▶ Instructions for the task: In the entries below, identify every line with the string "科技有限公司" and copy it.
__________________________________________________
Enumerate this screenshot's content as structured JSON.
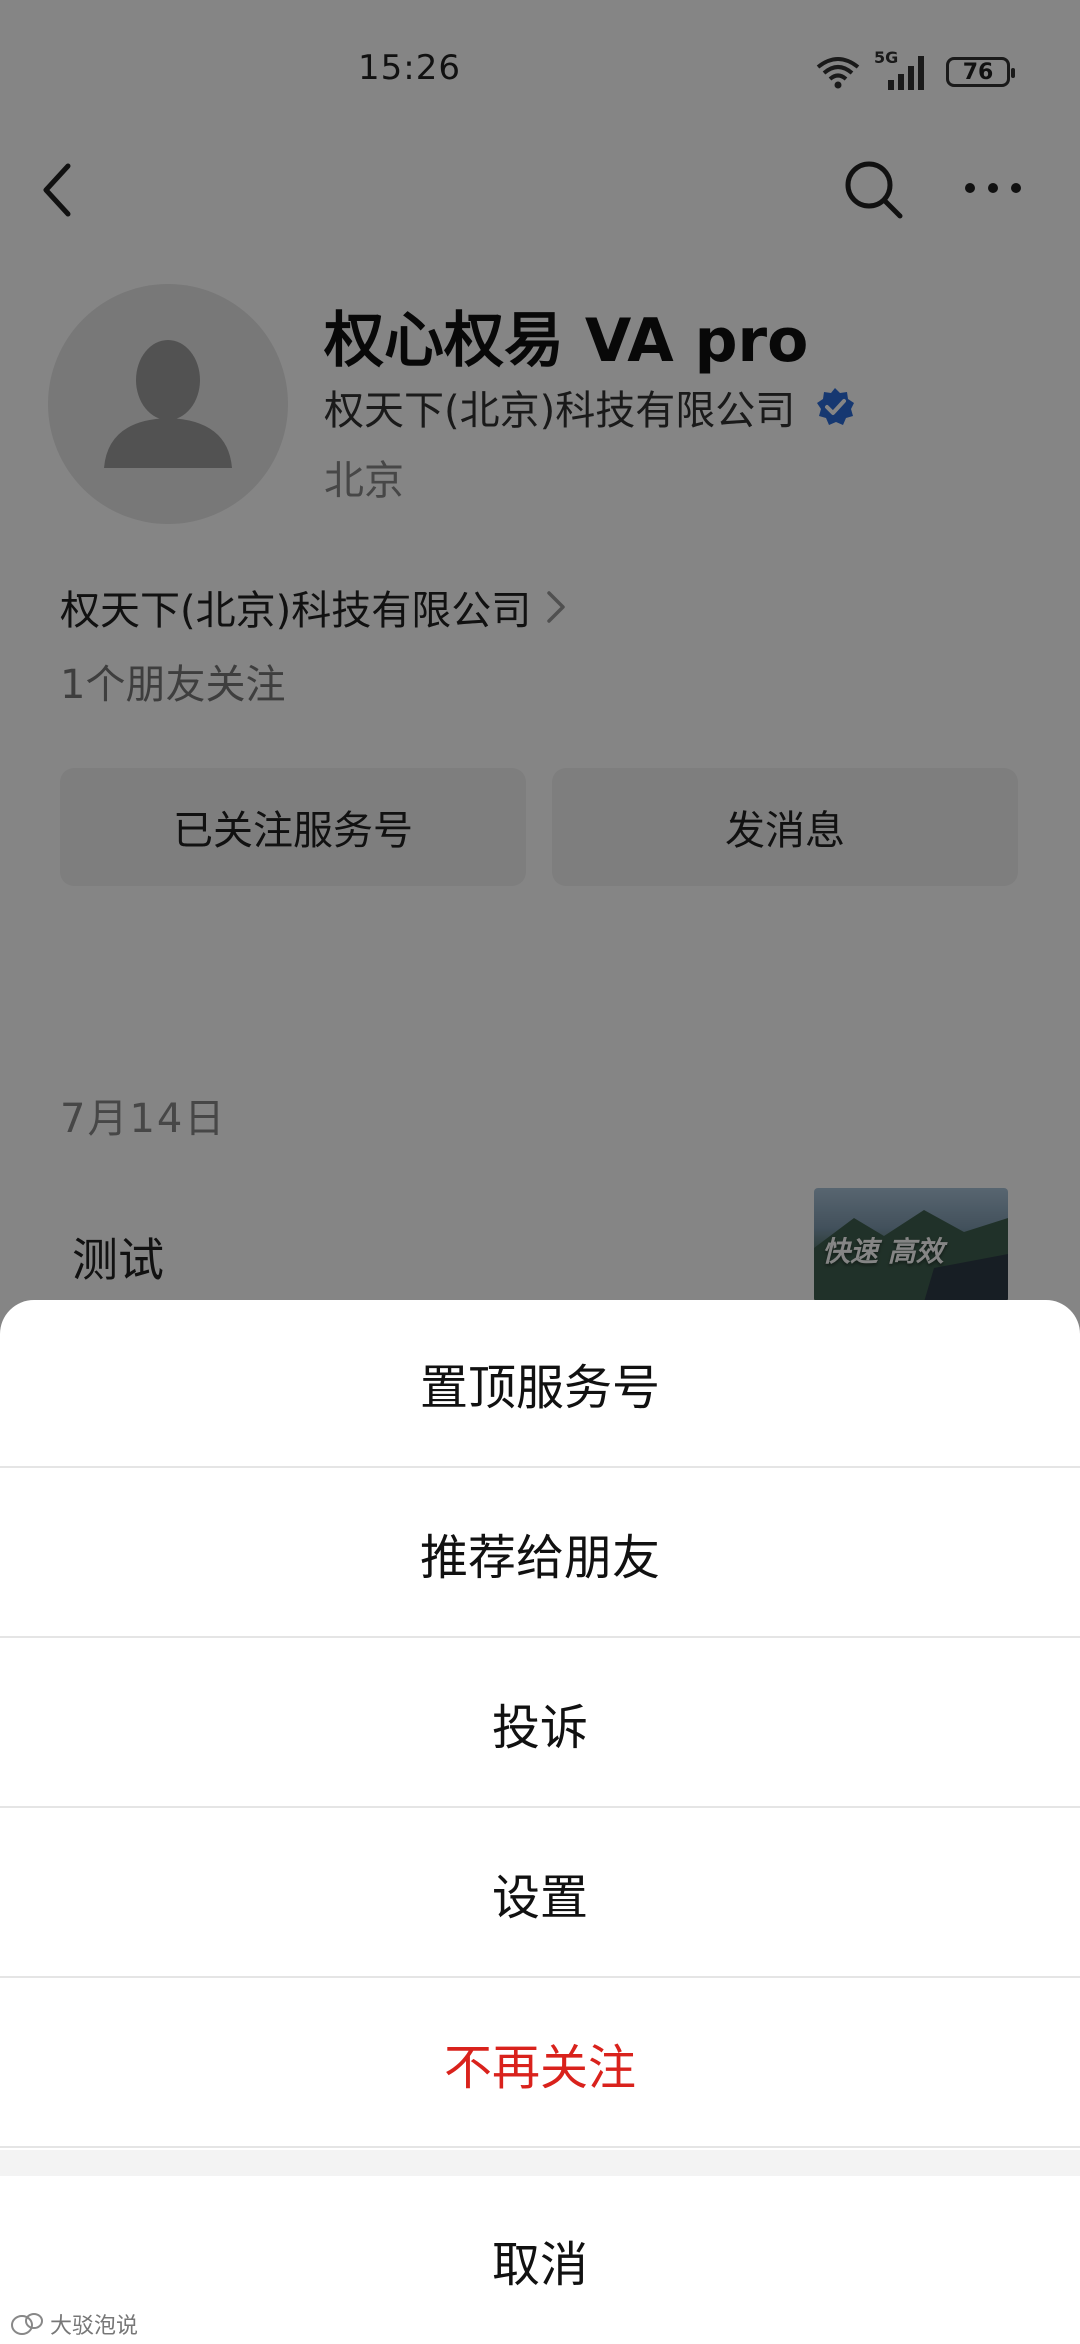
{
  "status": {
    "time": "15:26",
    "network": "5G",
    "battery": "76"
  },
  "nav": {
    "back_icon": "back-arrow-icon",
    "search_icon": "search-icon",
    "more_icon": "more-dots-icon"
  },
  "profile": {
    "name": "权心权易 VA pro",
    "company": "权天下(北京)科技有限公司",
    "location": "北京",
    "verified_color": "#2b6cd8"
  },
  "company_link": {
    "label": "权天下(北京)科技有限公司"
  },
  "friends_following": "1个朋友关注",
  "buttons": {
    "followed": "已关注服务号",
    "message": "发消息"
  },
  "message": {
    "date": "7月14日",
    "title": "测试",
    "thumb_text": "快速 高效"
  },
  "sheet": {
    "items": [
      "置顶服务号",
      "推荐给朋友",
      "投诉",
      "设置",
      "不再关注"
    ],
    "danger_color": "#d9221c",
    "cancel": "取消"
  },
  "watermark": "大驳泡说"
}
__________________________________________________
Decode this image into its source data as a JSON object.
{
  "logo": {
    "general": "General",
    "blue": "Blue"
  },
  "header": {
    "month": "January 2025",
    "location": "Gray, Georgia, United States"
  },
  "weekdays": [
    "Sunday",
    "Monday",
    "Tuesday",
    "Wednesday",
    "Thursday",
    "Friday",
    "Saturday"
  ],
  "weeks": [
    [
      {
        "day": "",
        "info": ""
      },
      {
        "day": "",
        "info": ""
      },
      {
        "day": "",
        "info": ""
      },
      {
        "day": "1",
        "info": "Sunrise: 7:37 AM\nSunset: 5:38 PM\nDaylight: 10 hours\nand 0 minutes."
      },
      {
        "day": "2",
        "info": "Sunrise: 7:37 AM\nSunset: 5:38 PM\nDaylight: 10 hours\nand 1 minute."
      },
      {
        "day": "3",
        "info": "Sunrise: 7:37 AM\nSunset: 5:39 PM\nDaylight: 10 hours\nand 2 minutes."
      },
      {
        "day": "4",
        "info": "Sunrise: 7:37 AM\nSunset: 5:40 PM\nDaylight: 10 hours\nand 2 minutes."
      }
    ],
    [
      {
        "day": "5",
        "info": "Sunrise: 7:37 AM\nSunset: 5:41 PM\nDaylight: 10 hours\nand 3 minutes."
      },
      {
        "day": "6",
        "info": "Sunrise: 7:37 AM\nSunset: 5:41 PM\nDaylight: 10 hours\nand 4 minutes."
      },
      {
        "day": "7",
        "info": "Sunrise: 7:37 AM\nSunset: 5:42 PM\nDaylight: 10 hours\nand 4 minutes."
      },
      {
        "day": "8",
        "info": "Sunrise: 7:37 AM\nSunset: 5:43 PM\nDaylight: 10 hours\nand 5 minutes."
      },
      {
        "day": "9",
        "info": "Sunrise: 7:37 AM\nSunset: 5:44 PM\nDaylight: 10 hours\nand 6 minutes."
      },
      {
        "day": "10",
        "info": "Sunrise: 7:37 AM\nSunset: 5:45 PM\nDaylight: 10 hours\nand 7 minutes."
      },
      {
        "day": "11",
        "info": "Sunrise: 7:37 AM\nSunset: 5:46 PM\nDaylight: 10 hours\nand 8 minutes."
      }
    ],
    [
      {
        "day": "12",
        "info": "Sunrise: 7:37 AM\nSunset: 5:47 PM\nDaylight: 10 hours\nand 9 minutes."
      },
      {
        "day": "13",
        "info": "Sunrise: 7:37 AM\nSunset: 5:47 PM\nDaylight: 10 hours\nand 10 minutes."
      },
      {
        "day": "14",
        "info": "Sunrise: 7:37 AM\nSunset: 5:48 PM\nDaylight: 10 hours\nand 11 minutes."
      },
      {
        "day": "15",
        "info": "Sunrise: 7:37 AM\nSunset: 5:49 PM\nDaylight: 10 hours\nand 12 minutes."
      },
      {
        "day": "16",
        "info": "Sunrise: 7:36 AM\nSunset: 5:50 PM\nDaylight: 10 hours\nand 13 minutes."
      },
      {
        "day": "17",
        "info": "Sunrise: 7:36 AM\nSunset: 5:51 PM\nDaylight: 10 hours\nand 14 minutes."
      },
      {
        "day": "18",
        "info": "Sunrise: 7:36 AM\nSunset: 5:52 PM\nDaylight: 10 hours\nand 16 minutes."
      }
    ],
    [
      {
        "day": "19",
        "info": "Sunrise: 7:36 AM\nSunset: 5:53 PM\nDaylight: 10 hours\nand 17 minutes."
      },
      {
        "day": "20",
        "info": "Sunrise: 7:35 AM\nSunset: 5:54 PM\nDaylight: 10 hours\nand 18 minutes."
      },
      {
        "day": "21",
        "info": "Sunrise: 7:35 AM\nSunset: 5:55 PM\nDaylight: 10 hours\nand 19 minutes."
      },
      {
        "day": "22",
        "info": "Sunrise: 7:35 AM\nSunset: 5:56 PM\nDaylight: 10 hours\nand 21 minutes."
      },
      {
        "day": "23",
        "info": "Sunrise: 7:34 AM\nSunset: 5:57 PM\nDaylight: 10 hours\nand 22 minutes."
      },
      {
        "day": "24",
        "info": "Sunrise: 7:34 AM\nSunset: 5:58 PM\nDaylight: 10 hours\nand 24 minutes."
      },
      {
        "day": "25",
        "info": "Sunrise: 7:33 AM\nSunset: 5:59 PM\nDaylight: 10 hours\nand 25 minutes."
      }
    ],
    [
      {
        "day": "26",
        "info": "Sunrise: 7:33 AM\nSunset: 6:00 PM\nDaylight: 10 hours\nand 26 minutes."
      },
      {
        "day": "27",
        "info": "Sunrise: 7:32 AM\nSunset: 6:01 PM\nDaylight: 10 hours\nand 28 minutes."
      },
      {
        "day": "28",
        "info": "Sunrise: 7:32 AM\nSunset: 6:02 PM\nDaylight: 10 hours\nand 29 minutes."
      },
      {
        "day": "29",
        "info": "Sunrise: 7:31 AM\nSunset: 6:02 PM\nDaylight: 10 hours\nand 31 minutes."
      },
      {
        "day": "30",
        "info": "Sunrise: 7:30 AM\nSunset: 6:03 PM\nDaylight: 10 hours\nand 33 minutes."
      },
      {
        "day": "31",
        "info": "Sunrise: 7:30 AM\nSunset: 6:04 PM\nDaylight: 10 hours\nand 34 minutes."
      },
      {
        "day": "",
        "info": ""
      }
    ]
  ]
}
__________________________________________________
▶ Expected output:
    "company": "权天下(北京)科技有限公司",
    "label": "权天下(北京)科技有限公司"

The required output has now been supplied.